- [TASK TO COMPLETE]: Draw out every line with the word "cross" from the listing below.

== == ==

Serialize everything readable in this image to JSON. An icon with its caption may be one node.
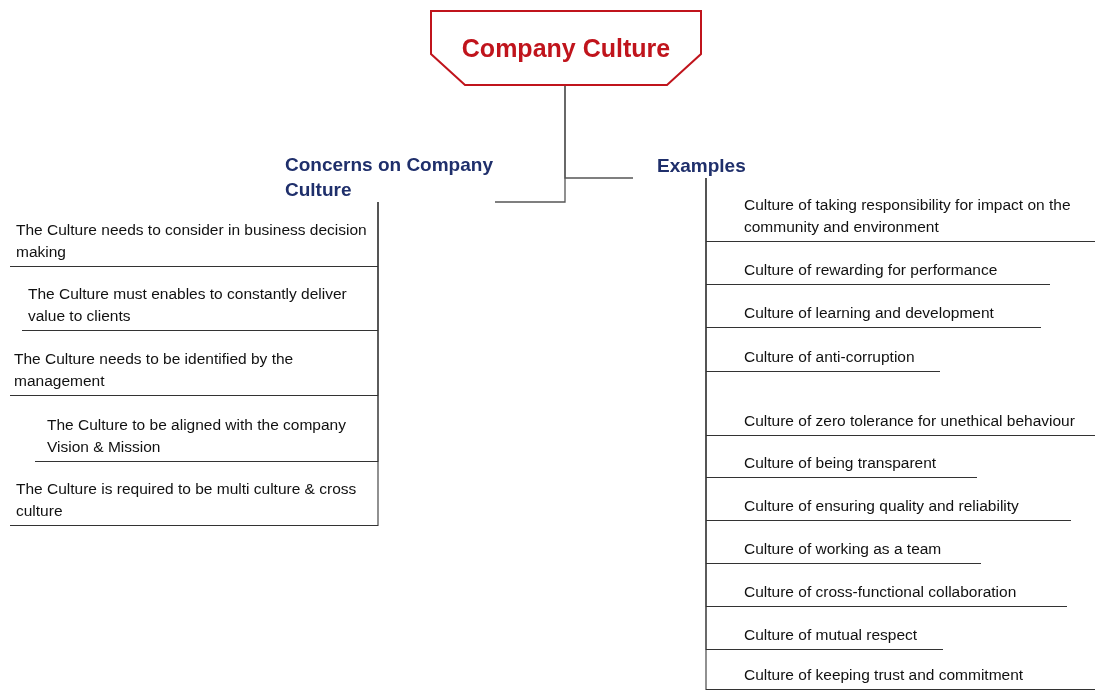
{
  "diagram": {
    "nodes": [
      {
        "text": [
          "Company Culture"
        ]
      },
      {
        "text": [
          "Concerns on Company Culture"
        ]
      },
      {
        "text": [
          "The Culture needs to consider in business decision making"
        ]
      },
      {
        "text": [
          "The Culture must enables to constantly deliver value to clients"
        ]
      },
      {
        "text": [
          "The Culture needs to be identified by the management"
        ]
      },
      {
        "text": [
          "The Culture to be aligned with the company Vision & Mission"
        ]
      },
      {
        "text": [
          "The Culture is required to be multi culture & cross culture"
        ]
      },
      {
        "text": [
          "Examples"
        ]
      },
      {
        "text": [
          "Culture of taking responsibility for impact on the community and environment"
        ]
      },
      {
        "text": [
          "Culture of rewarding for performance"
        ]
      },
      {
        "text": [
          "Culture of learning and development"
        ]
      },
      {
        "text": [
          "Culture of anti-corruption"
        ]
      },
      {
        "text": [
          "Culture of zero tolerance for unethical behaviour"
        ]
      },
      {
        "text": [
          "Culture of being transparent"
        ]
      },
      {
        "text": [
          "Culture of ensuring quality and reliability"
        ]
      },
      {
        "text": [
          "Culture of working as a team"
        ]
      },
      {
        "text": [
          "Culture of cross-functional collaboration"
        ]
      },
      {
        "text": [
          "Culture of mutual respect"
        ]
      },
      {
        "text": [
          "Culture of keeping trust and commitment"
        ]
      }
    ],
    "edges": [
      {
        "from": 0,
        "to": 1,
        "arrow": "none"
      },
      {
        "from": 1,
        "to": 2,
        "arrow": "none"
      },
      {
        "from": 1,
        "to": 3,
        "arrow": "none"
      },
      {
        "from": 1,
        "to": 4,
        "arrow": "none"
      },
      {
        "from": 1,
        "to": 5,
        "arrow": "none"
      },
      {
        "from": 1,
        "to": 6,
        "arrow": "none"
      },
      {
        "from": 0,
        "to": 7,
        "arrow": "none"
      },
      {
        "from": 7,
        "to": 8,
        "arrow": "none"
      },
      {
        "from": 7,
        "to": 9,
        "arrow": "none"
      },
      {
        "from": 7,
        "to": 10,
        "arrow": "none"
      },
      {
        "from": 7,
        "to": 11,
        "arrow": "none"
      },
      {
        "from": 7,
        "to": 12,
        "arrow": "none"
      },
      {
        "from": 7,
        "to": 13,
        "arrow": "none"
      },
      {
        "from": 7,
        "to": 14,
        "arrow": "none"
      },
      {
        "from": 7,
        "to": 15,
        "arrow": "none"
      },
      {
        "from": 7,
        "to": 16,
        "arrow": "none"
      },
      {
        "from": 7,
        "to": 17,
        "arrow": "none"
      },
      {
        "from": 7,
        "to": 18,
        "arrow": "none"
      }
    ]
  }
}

== == ==

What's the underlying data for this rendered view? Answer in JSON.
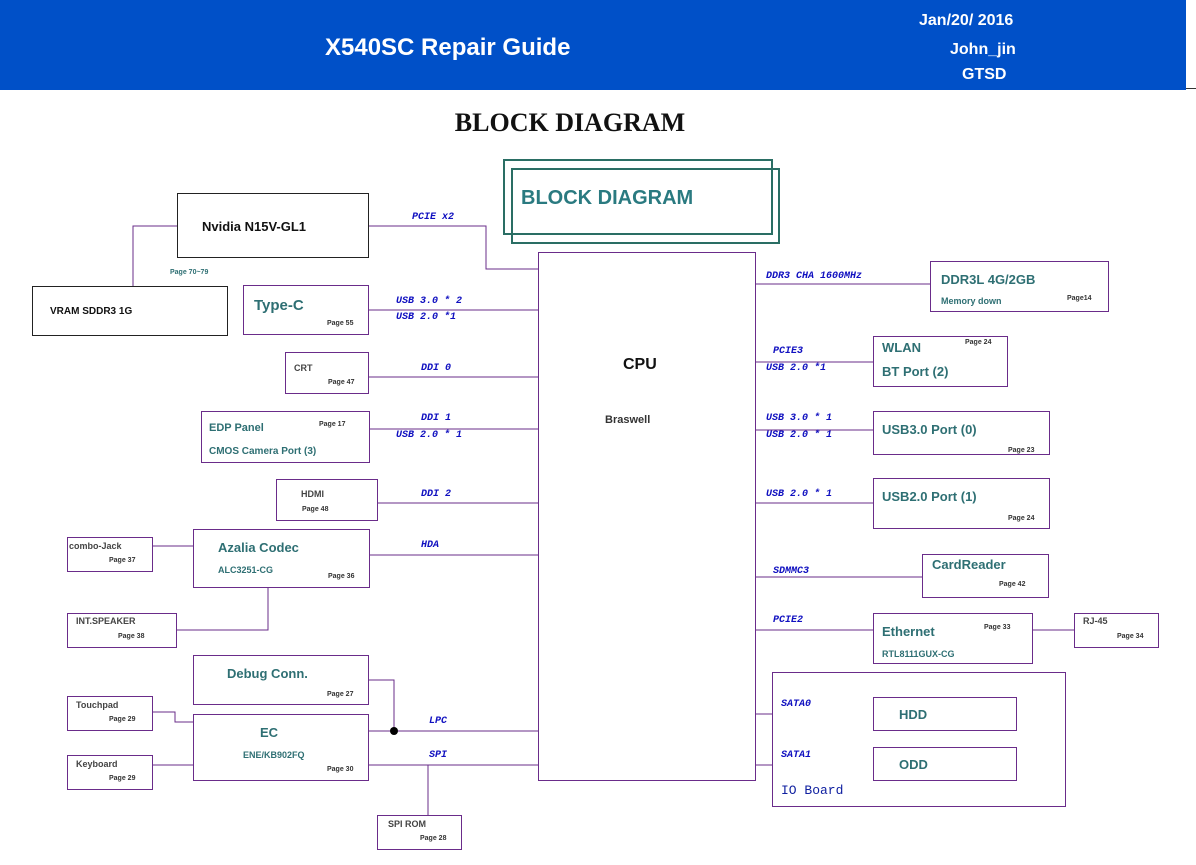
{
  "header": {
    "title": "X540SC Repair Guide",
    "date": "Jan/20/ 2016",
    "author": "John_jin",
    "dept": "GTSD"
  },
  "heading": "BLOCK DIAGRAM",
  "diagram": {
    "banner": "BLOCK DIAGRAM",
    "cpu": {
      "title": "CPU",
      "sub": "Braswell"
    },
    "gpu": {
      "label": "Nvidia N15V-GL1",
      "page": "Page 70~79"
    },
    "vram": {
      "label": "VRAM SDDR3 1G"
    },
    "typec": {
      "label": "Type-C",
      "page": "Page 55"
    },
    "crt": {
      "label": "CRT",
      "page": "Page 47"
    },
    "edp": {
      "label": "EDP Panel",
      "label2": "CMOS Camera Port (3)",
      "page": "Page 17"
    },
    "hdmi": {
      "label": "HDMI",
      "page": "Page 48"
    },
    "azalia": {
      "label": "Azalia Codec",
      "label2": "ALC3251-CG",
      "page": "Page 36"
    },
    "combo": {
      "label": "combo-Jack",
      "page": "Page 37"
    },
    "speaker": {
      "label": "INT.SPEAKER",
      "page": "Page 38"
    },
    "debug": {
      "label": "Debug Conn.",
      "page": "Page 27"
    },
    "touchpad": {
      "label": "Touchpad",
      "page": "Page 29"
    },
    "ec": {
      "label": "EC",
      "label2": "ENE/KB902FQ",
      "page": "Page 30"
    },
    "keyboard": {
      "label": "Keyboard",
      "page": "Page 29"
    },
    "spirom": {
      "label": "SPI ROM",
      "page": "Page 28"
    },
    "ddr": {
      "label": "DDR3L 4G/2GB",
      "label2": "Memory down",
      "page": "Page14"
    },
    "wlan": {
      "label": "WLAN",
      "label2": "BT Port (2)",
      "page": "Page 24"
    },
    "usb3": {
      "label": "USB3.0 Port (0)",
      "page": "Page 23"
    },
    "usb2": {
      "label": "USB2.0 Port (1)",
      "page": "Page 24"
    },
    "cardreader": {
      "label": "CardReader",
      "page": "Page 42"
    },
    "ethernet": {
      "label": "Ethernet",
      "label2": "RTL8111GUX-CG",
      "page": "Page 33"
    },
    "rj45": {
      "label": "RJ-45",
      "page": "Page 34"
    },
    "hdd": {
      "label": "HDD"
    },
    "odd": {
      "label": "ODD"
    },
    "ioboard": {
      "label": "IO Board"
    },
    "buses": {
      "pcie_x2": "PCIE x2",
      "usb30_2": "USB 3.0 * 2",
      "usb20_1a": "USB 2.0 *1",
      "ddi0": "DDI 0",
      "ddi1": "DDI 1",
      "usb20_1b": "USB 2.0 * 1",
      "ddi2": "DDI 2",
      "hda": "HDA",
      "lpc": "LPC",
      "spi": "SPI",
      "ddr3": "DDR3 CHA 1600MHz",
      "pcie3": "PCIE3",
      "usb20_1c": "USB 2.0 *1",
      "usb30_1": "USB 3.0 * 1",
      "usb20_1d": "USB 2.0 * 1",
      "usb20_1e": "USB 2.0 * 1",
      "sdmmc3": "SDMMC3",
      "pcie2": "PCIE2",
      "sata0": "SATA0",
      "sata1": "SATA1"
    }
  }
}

== == ==

- [REPLY]:
          "The Culture is required to be multi culture & cross culture"
          "Culture of cross-functional collaboration"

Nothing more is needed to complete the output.